_SHORT TASK_. Find every line in the records that holds the string "frac". Copy each one.

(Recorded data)
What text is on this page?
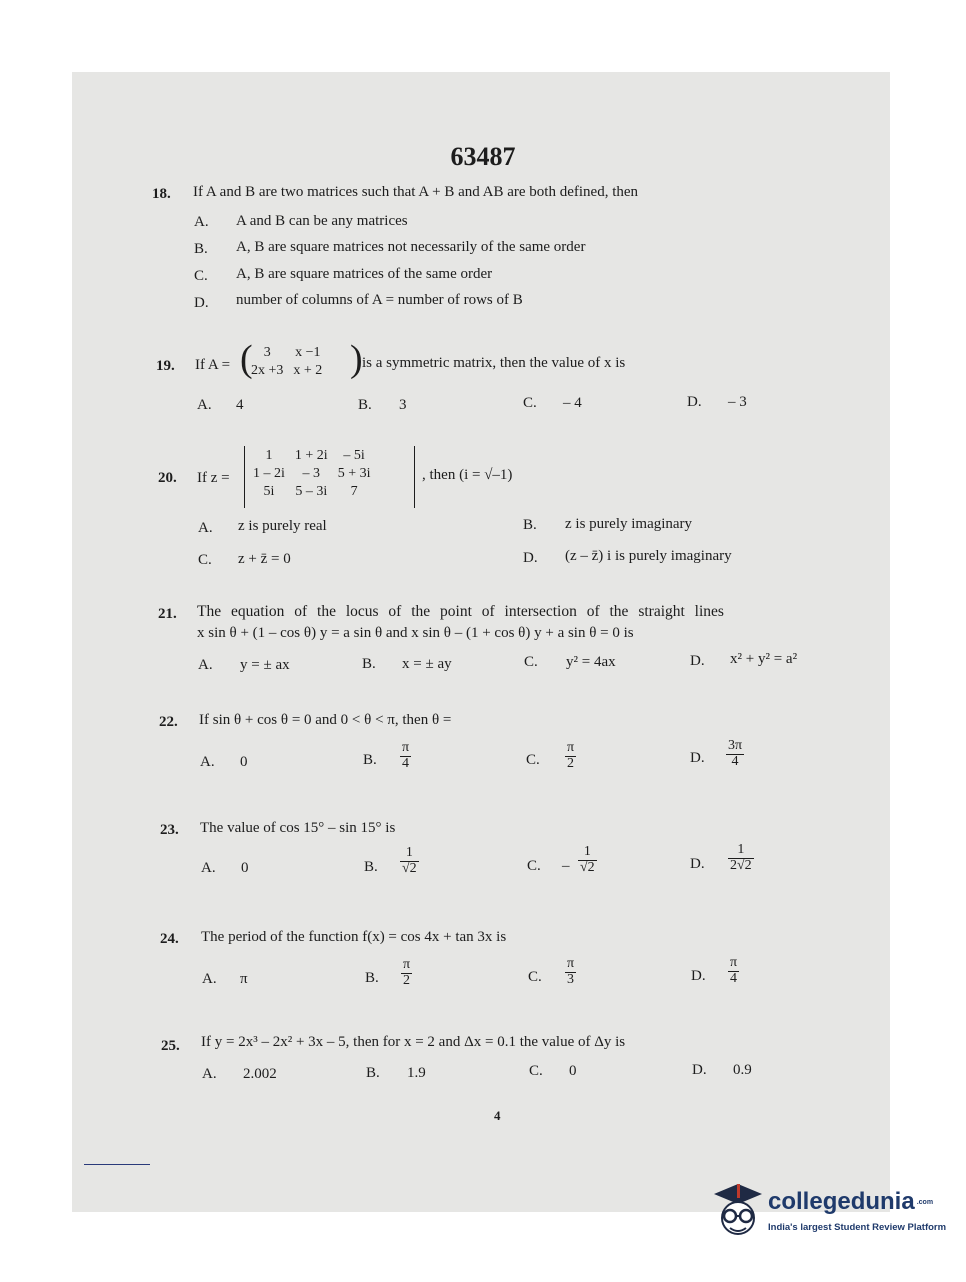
63487
18. If A and B are two matrices such that A + B and AB are both defined, then
A. A and B can be any matrices
B. A, B are square matrices not necessarily of the same order
C. A, B are square matrices of the same order
D. number of columns of A = number of rows of B
19. If A = ( 3	x −1
2x +3	x + 2 ) is a symmetric matrix, then the value of x is
A. 4	B. 3	C. – 4	D. – 3
20. If z =
1	1 + 2i	– 5i
1 – 2i	– 3	5 + 3i
5i	5 – 3i	7
, then (i = √–1)
A. z is purely real	B. z is purely imaginary
C. z + z̄ = 0	D. (z – z̄) i is purely imaginary
21. The equation of the locus of the point of intersection of the straight lines
x sin θ + (1 – cos θ) y = a sin θ and x sin θ – (1 + cos θ) y + a sin θ = 0 is
A. y = ± ax	B. x = ± ay	C. y² = 4ax	D. x² + y² = a²
22. If sin θ + cos θ = 0 and 0 < θ < π, then θ =
A. 0	B. $\frac{\pi}{4}$	C. $\frac{\pi}{2}$	D. $\frac{3\pi}{4}$
23. The value of cos 15° – sin 15° is
A. 0	B. $\frac{1}{√2}$	C. – $\frac{1}{√2}$	D. $\frac{1}{2√2}$
24. The period of the function f(x) = cos 4x + tan 3x is
A. π	B. $\frac{\pi}{2}$	C. $\frac{\pi}{3}$	D. $\frac{\pi}{4}$
25. If y = 2x³ – 2x² + 3x – 5, then for x = 2 and Δx = 0.1 the value of Δy is
A. 2.002	B. 1.9	C. 0	D. 0.9
4
collegedunia .com
India's largest Student Review Platform
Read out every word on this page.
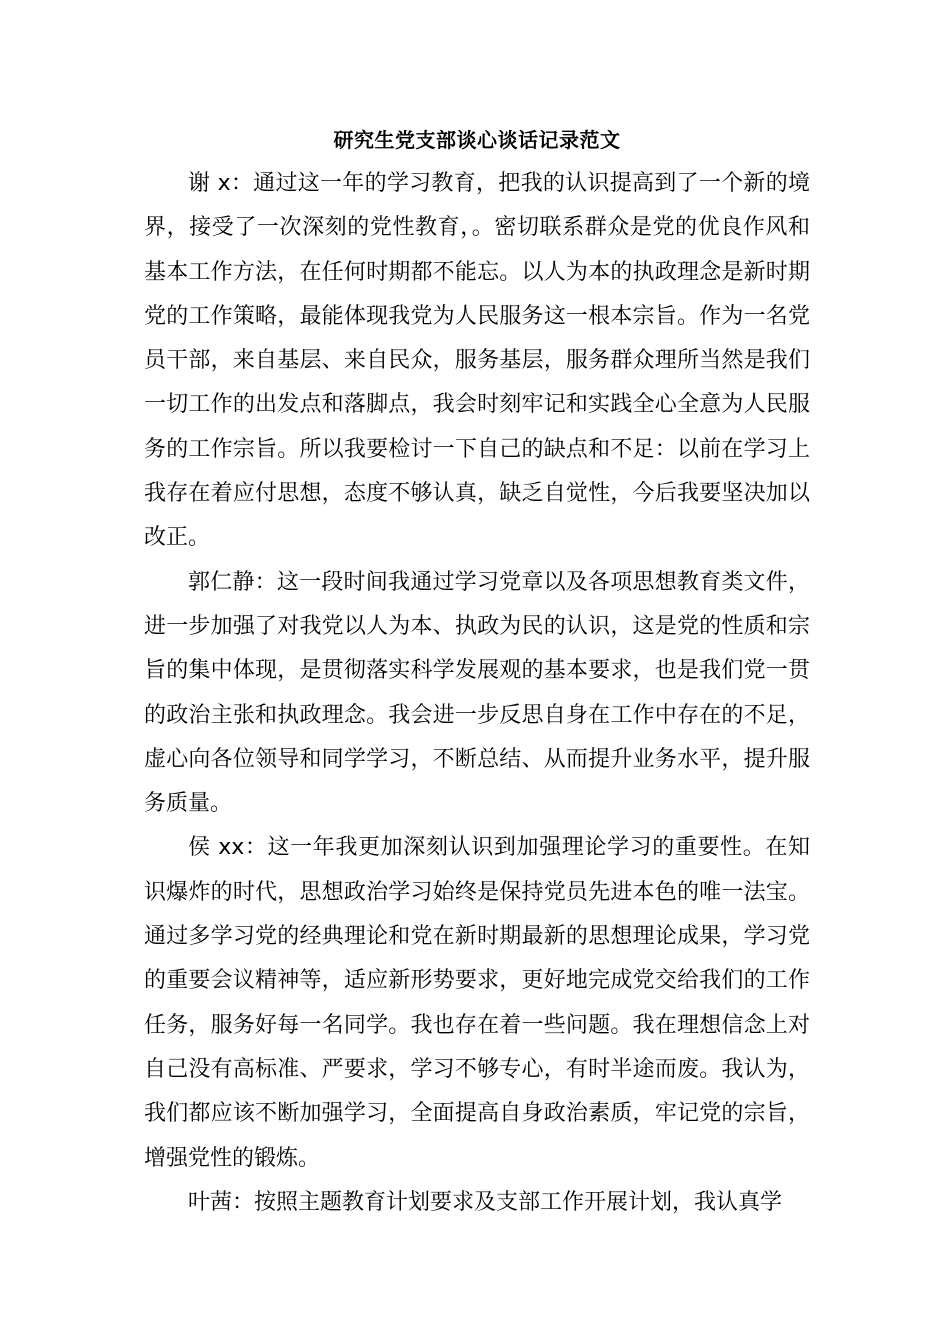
研究生党支部谈心谈话记录范文

谢 x：通过这一年的学习教育，把我的认识提高到了一个新的境界，接受了一次深刻的党性教育，。密切联系群众是党的优良作风和基本工作方法，在任何时期都不能忘。以人为本的执政理念是新时期党的工作策略，最能体现我党为人民服务这一根本宗旨。作为一名党员干部，来自基层、来自民众，服务基层，服务群众理所当然是我们一切工作的出发点和落脚点，我会时刻牢记和实践全心全意为人民服务的工作宗旨。所以我要检讨一下自己的缺点和不足：以前在学习上我存在着应付思想，态度不够认真，缺乏自觉性，今后我要坚决加以改正。

郭仁静：这一段时间我通过学习党章以及各项思想教育类文件，进一步加强了对我党以人为本、执政为民的认识，这是党的性质和宗旨的集中体现，是贯彻落实科学发展观的基本要求，也是我们党一贯的政治主张和执政理念。我会进一步反思自身在工作中存在的不足，虚心向各位领导和同学学习，不断总结、从而提升业务水平，提升服务质量。

侯 xx：这一年我更加深刻认识到加强理论学习的重要性。在知识爆炸的时代，思想政治学习始终是保持党员先进本色的唯一法宝。通过多学习党的经典理论和党在新时期最新的思想理论成果，学习党的重要会议精神等，适应新形势要求，更好地完成党交给我们的工作任务，服务好每一名同学。我也存在着一些问题。我在理想信念上对自己没有高标准、严要求，学习不够专心，有时半途而废。我认为，我们都应该不断加强学习，全面提高自身政治素质，牢记党的宗旨，增强党性的锻炼。

叶茜：按照主题教育计划要求及支部工作开展计划，我认真学
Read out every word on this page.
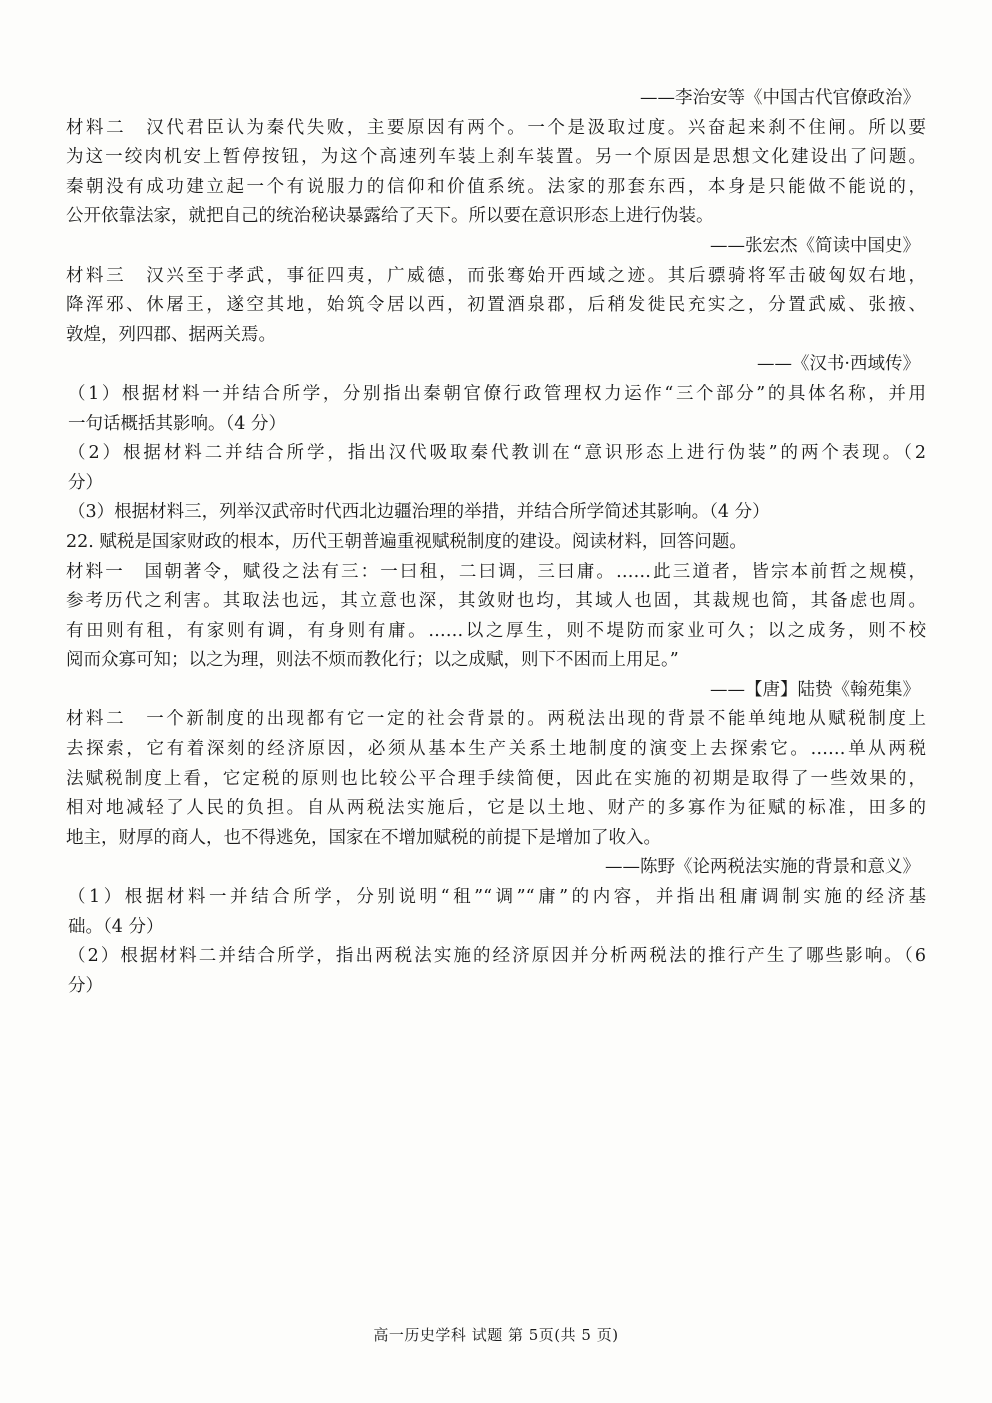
——李治安等《中国古代官僚政治》
材料二　汉代君臣认为秦代失败，主要原因有两个。一个是汲取过度。兴奋起来刹不住闸。所以要
为这一绞肉机安上暂停按钮，为这个高速列车装上刹车装置。另一个原因是思想文化建设出了问题。
秦朝没有成功建立起一个有说服力的信仰和价值系统。法家的那套东西，本身是只能做不能说的，
公开依靠法家，就把自己的统治秘诀暴露给了天下。所以要在意识形态上进行伪装。
——张宏杰《简读中国史》
材料三　汉兴至于孝武，事征四夷，广威德，而张骞始开西域之迹。其后骠骑将军击破匈奴右地，
降浑邪、休屠王，遂空其地，始筑令居以西，初置酒泉郡，后稍发徙民充实之，分置武威、张掖、
敦煌，列四郡、据两关焉。
——《汉书·西域传》
（1）根据材料一并结合所学，分别指出秦朝官僚行政管理权力运作“三个部分”的具体名称，并用
一句话概括其影响。（4 分）
（2）根据材料二并结合所学，指出汉代吸取秦代教训在“意识形态上进行伪装”的两个表现。（2
分）
（3）根据材料三，列举汉武帝时代西北边疆治理的举措，并结合所学简述其影响。（4 分）
22. 赋税是国家财政的根本，历代王朝普遍重视赋税制度的建设。阅读材料，回答问题。
材料一　国朝著令，赋役之法有三：一曰租，二曰调，三曰庸。……此三道者，皆宗本前哲之规模，
参考历代之利害。其取法也远，其立意也深，其敛财也均，其域人也固，其裁规也简，其备虑也周。
有田则有租，有家则有调，有身则有庸。……以之厚生，则不堤防而家业可久；以之成务，则不校
阅而众寡可知；以之为理，则法不烦而教化行；以之成赋，则下不困而上用足。”
——【唐】陆贽《翰苑集》
材料二　一个新制度的出现都有它一定的社会背景的。两税法出现的背景不能单纯地从赋税制度上
去探索，它有着深刻的经济原因，必须从基本生产关系土地制度的演变上去探索它。……单从两税
法赋税制度上看，它定税的原则也比较公平合理手续简便，因此在实施的初期是取得了一些效果的，
相对地减轻了人民的负担。自从两税法实施后，它是以土地、财产的多寡作为征赋的标准，田多的
地主，财厚的商人，也不得逃免，国家在不增加赋税的前提下是增加了收入。
——陈野《论两税法实施的背景和意义》
（1）根据材料一并结合所学，分别说明“租”“调”“庸”的内容，并指出租庸调制实施的经济基
础。（4 分）
（2）根据材料二并结合所学，指出两税法实施的经济原因并分析两税法的推行产生了哪些影响。（6
分）
高一历史学科 试题 第 5页(共 5 页)
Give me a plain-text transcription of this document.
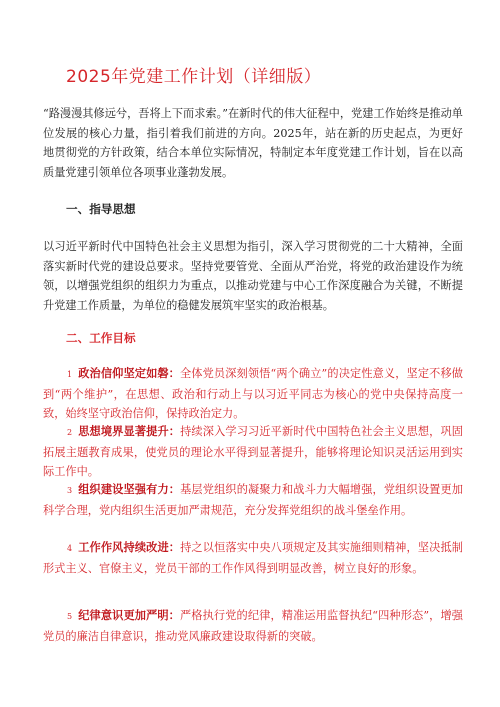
2025年党建工作计划（详细版）

“路漫漫其修远兮，吾将上下而求索。”在新时代的伟大征程中，党建工作始终是推动单位发展的核心力量，指引着我们前进的方向。2025年，站在新的历史起点，为更好地贯彻党的方针政策，结合本单位实际情况，特制定本年度党建工作计划，旨在以高质量党建引领单位各项事业蓬勃发展。

一、指导思想

以习近平新时代中国特色社会主义思想为指引，深入学习贯彻党的二十大精神，全面落实新时代党的建设总要求。坚持党要管党、全面从严治党，将党的政治建设作为统领，以增强党组织的组织力为重点，以推动党建与中心工作深度融合为关键，不断提升党建工作质量，为单位的稳健发展筑牢坚实的政治根基。

二、工作目标

1 政治信仰坚定如磐：全体党员深刻领悟“两个确立”的决定性意义，坚定不移做到“两个维护”，在思想、政治和行动上与以习近平同志为核心的党中央保持高度一致，始终坚守政治信仰，保持政治定力。

2 思想境界显著提升：持续深入学习习近平新时代中国特色社会主义思想，巩固拓展主题教育成果，使党员的理论水平得到显著提升，能够将理论知识灵活运用到实际工作中。

3 组织建设坚强有力：基层党组织的凝聚力和战斗力大幅增强，党组织设置更加科学合理，党内组织生活更加严肃规范，充分发挥党组织的战斗堡垒作用。

4 工作作风持续改进：持之以恒落实中央八项规定及其实施细则精神，坚决抵制形式主义、官僚主义，党员干部的工作作风得到明显改善，树立良好的形象。

5 纪律意识更加严明：严格执行党的纪律，精准运用监督执纪“四种形态”，增强党员的廉洁自律意识，推动党风廉政建设取得新的突破。
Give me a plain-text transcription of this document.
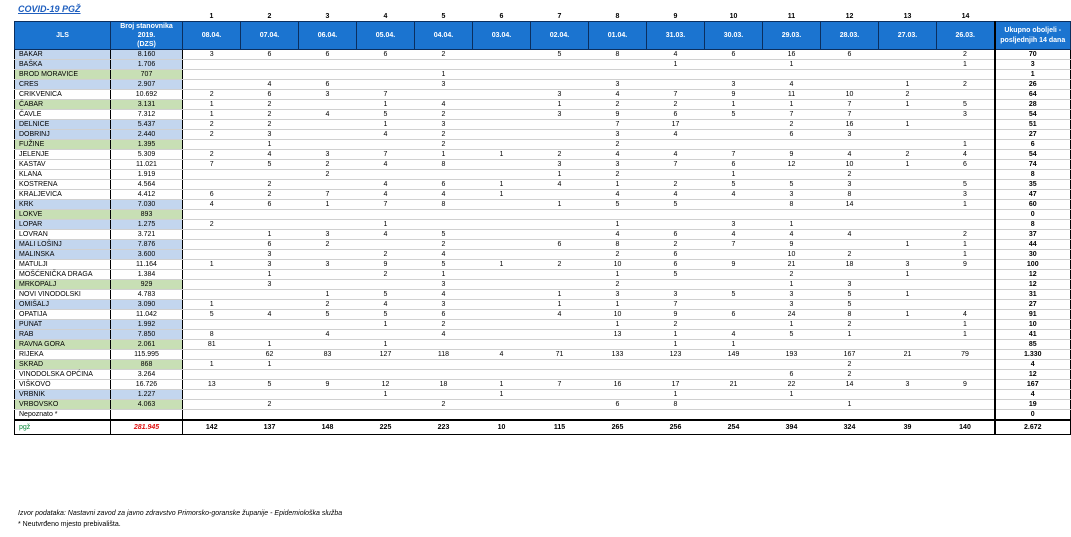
COVID-19 PGŽ
		1	2	3	4	5	6	7	8	9	10	11	12	13	14	
JLS	Broj stanovnika
2019.
(DZS)	08.04.	07.04.	06.04.	05.04.	04.04.	03.04.	02.04.	01.04.	31.03.	30.03.	29.03.	28.03.	27.03.	26.03.	Ukupno oboljeli -
posljednjih 14 dana
BAKAR	8.160	3	6	6	6	2		5	8	4	6	16	6		2	70
BAŠKA	1.706									1		1			1	3
BROD MORAVICE	707					1										1
CRES	2.907		4	6		3			3		3	4		1	2	26
CRIKVENICA	10.692	2	6	3	7			3	4	7	9	11	10	2		64
ČABAR	3.131	1	2		1	4		1	2	2	1	1	7	1	5	28
ČAVLE	7.312	1	2	4	5	2		3	9	6	5	7	7		3	54
DELNICE	5.437	2	2		1	3			7	17		2	16	1		51
DOBRINJ	2.440	2	3		4	2			3	4		6	3			27
FUŽINE	1.395		1			2			2						1	6
JELENJE	5.309	2	4	3	7	1	1	2	4	4	7	9	4	2	4	54
KASTAV	11.021	7	5	2	4	8		3	3	7	6	12	10	1	6	74
KLANA	1.919			2				1	2		1		2			8
KOSTRENA	4.564		2		4	6	1	4	1	2	5	5	3		5	35
KRALJEVICA	4.412	6	2	7	4	4	1		4	4	4	3	8		3	47
KRK	7.030	4	6	1	7	8		1	5	5		8	14		1	60
LOKVE	893															0
LOPAR	1.275	2			1				1		3	1				8
LOVRAN	3.721		1	3	4	5			4	6	4	4	4		2	37
MALI LOŠINJ	7.876		6	2		2		6	8	2	7	9		1	1	44
MALINSKA	3.600		3		2	4			2	6		10	2		1	30
MATULJI	11.164	1	3	3	9	5	1	2	10	6	9	21	18	3	9	100
MOŠĆENIČKA DRAGA	1.384		1		2	1			1	5		2		1		12
MRKOPALJ	929		3			3			2			1	3			12
NOVI VINODOLSKI	4.783			1	5	4		1	3	3	5	3	5	1		31
OMIŠALJ	3.090	1		2	4	3		1	1	7		3	5			27
OPATIJA	11.042	5	4	5	5	6		4	10	9	6	24	8	1	4	91
PUNAT	1.992				1	2			1	2		1	2		1	10
RAB	7.850	8		4		4			13	1	4	5	1		1	41
RAVNA GORA	2.061	81	1		1					1	1					85
RIJEKA	115.995		62	83	127	118	4	71	133	123	149	193	167	21	79	1.330
SKRAD	868	1	1										2			4
VINODOLSKA OPĆINA	3.264											6	2			12
VIŠKOVO	16.726	13	5	9	12	18	1	7	16	17	21	22	14	3	9	167
VRBNIK	1.227				1		1			1		1				4
VRBOVSKO	4.063		2			2			6	8			1			19
Nepoznato *																0
pgž	281.945	142	137	148	225	223	10	115	265	256	254	394	324	39	140	2.672
Izvor podataka: Nastavni zavod za javno zdravstvo Primorsko-goranske županije - Epidemiološka služba
* Neutvrđeno mjesto prebivališta.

_RESULT_.
A. 0	B. $\frac{\pi}{4}$	C. $\frac{\pi}{2}$	D. $\frac{3\pi}{4}$
A. 0	B. $\frac{1}{√2}$	C. – $\frac{1}{√2}$	D. $\frac{1}{2√2}$
A. π	B. $\frac{\pi}{2}$	C. $\frac{\pi}{3}$	D. $\frac{\pi}{4}$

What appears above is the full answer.